▶ _Problem to work on_: With the images left out, print all of the records below exactly.
--- START ---
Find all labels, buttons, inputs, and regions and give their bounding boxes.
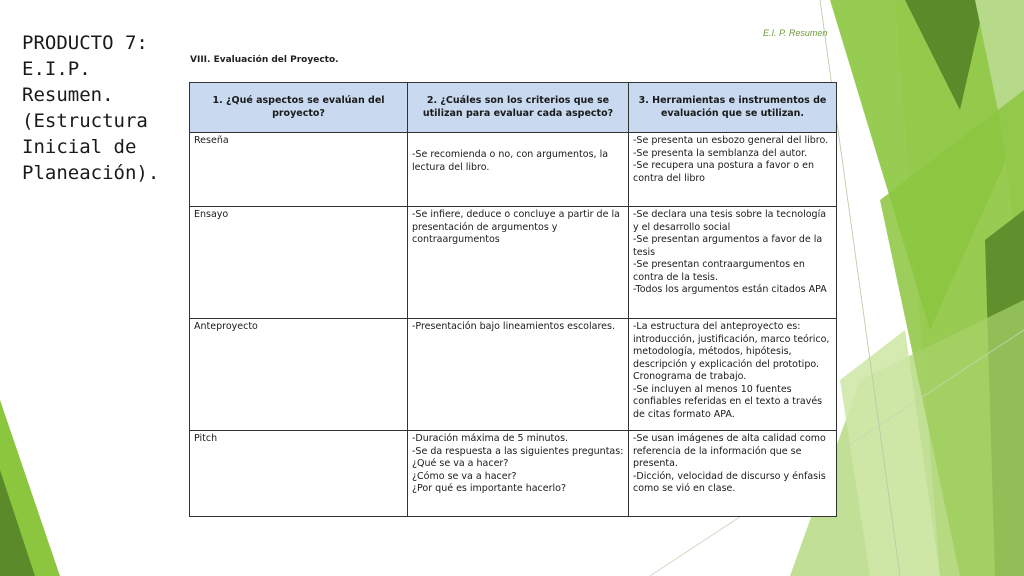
- tools-line: -Se incluyen al menos 10 fuentes confiables referidas en el texto a través de citas formato APA.: [633, 383, 823, 420]
- tools-line: -Todos los argumentos están citados APA: [633, 284, 827, 295]
- slide-title-line: (Estructura: [22, 110, 148, 132]
- tools-line: -Se presentan argumentos a favor de la tesis: [633, 234, 823, 258]
- criteria-line: -Duración máxima de 5 minutos.: [412, 433, 569, 444]
- tools-line: -Se presentan contraargumentos en contra de la tesis.: [633, 259, 805, 283]
- tools-line: -Dicción, velocidad de discurso y énfasis como se vió en clase.: [633, 470, 826, 494]
- aspect-cell: Anteproyecto: [190, 319, 408, 431]
- aspect-cell: Reseña: [190, 133, 408, 207]
- criteria-line: -Se infiere, deduce o concluye a partir de la presentación de argumentos y contraargumentos: [412, 209, 620, 245]
- table-row: [190, 431, 837, 517]
- table-row: [190, 133, 837, 207]
- aspect-cell: Ensayo: [190, 207, 408, 319]
- table-row: [190, 319, 837, 431]
- criteria-cell: [408, 207, 629, 319]
- tools-line: -Se usan imágenes de alta calidad como referencia de la información que se presenta.: [633, 433, 826, 469]
- tools-cell: [629, 207, 837, 319]
- tools-line: -Se recupera una postura a favor o en contra del libro: [633, 160, 814, 184]
- slide-title-line: Inicial de: [22, 136, 137, 158]
- tools-cell: [629, 431, 837, 517]
- column-header-aspects: 1. ¿Qué aspectos se evalúan del proyecto?: [190, 83, 408, 133]
- slide-title: [22, 30, 172, 186]
- criteria-line: ¿Por qué es importante hacerlo?: [412, 483, 567, 494]
- criteria-cell: [408, 319, 629, 431]
- criteria-cell: [408, 133, 629, 207]
- slide-title-line: Resumen.: [22, 84, 114, 106]
- tools-line: -Se presenta un esbozo general del libro.: [633, 135, 829, 146]
- table-row: [190, 207, 837, 319]
- column-header-criteria: 2. ¿Cuáles son los criterios que se utilizan para evaluar cada aspecto?: [408, 83, 629, 133]
- criteria-line: ¿Cómo se va a hacer?: [412, 470, 517, 482]
- section-heading: VIII. Evaluación del Proyecto.: [190, 55, 339, 65]
- tools-cell: [629, 319, 837, 431]
- criteria-line: ¿Qué se va a hacer?: [412, 458, 509, 469]
- slide-title-line: PRODUCTO 7:: [22, 32, 148, 54]
- table-header-row: [190, 83, 837, 133]
- criteria-line: -Se da respuesta a las siguientes preguntas:: [412, 445, 624, 457]
- header-note: E.I. P. Resumen: [763, 28, 828, 38]
- column-header-tools: 3. Herramientas e instrumentos de evaluación que se utilizan.: [629, 83, 837, 133]
- tools-cell: [629, 133, 837, 207]
- tools-line: -Se declara una tesis sobre la tecnología y el desarrollo social: [633, 209, 827, 233]
- criteria-line: -Presentación bajo lineamientos escolares.: [412, 321, 615, 332]
- criteria-cell: [408, 431, 629, 517]
- slide-title-line: Planeación).: [22, 162, 160, 184]
- evaluation-table: [189, 82, 837, 517]
- tools-line: -La estructura del anteproyecto es: introducción, justificación, marco teórico, metodología, métodos, hipótesis, descripción y explicación del prototipo. Cronograma de trabajo.: [633, 321, 830, 382]
- tools-line: -Se presenta la semblanza del autor.: [633, 147, 808, 159]
- slide-title-line: E.I.P.: [22, 58, 91, 80]
- criteria-line: -Se recomienda o no, con argumentos, la lectura del libro.: [412, 149, 609, 173]
- aspect-cell: Pitch: [190, 431, 408, 517]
--- END ---
▶ _Written answer_:
Find all labels, buttons, inputs, and regions and give their bounding boxes.
- tools-line: -Se incluyen al menos 10 fuentes confiables referidas en el texto a través de citas formato APA.: [633, 383, 823, 420]
- tools-line: -Todos los argumentos están citados APA: [633, 284, 827, 295]
- slide-title-line: (Estructura: [22, 110, 148, 132]
- tools-line: -Se presentan argumentos a favor de la tesis: [633, 234, 823, 258]
- criteria-line: -Duración máxima de 5 minutos.: [412, 433, 569, 444]
- tools-line: -Se presentan contraargumentos en contra de la tesis.: [633, 259, 805, 283]
- tools-line: -Dicción, velocidad de discurso y énfasis como se vió en clase.: [633, 470, 826, 494]
- aspect-cell: Anteproyecto: [190, 319, 408, 431]
- aspect-cell: Reseña: [190, 133, 408, 207]
- criteria-line: -Se infiere, deduce o concluye a partir de la presentación de argumentos y contraargumentos: [412, 209, 620, 245]
- table-row: [190, 431, 837, 517]
- table-row: [190, 133, 837, 207]
- aspect-cell: Ensayo: [190, 207, 408, 319]
- table-row: [190, 319, 837, 431]
- criteria-cell: [408, 207, 629, 319]
- tools-line: -Se usan imágenes de alta calidad como referencia de la información que se presenta.: [633, 433, 826, 469]
- tools-cell: [629, 207, 837, 319]
- tools-line: -Se recupera una postura a favor o en contra del libro: [633, 160, 814, 184]
- slide-title-line: Inicial de: [22, 136, 137, 158]
- tools-cell: [629, 431, 837, 517]
- column-header-aspects: 1. ¿Qué aspectos se evalúan del proyecto?: [190, 83, 408, 133]
- slide-title: [22, 30, 172, 186]
- criteria-line: ¿Por qué es importante hacerlo?: [412, 483, 567, 494]
- criteria-cell: [408, 319, 629, 431]
- criteria-cell: [408, 133, 629, 207]
- slide-title-line: Resumen.: [22, 84, 114, 106]
- tools-line: -Se presenta un esbozo general del libro.: [633, 135, 829, 146]
- table-row: [190, 207, 837, 319]
- column-header-criteria: 2. ¿Cuáles son los criterios que se utilizan para evaluar cada aspecto?: [408, 83, 629, 133]
- criteria-line: ¿Cómo se va a hacer?: [412, 470, 517, 482]
- section-heading: VIII. Evaluación del Proyecto.: [190, 55, 339, 65]
- tools-cell: [629, 319, 837, 431]
- criteria-line: ¿Qué se va a hacer?: [412, 458, 509, 469]
- slide-title-line: PRODUCTO 7:: [22, 32, 148, 54]
- table-header-row: [190, 83, 837, 133]
- criteria-line: -Se da respuesta a las siguientes preguntas:: [412, 445, 624, 457]
- header-note: E.I. P. Resumen: [763, 28, 828, 38]
- column-header-tools: 3. Herramientas e instrumentos de evaluación que se utilizan.: [629, 83, 837, 133]
- tools-cell: [629, 133, 837, 207]
- tools-line: -Se declara una tesis sobre la tecnología y el desarrollo social: [633, 209, 827, 233]
- criteria-line: -Presentación bajo lineamientos escolares.: [412, 321, 615, 332]
- criteria-cell: [408, 431, 629, 517]
- slide-title-line: Planeación).: [22, 162, 160, 184]
- evaluation-table: [189, 82, 837, 517]
- tools-line: -La estructura del anteproyecto es: introducción, justificación, marco teórico, metodología, métodos, hipótesis, descripción y explicación del prototipo. Cronograma de trabajo.: [633, 321, 830, 382]
- tools-line: -Se presenta la semblanza del autor.: [633, 147, 808, 159]
- slide-title-line: E.I.P.: [22, 58, 91, 80]
- criteria-line: -Se recomienda o no, con argumentos, la lectura del libro.: [412, 149, 609, 173]
- aspect-cell: Pitch: [190, 431, 408, 517]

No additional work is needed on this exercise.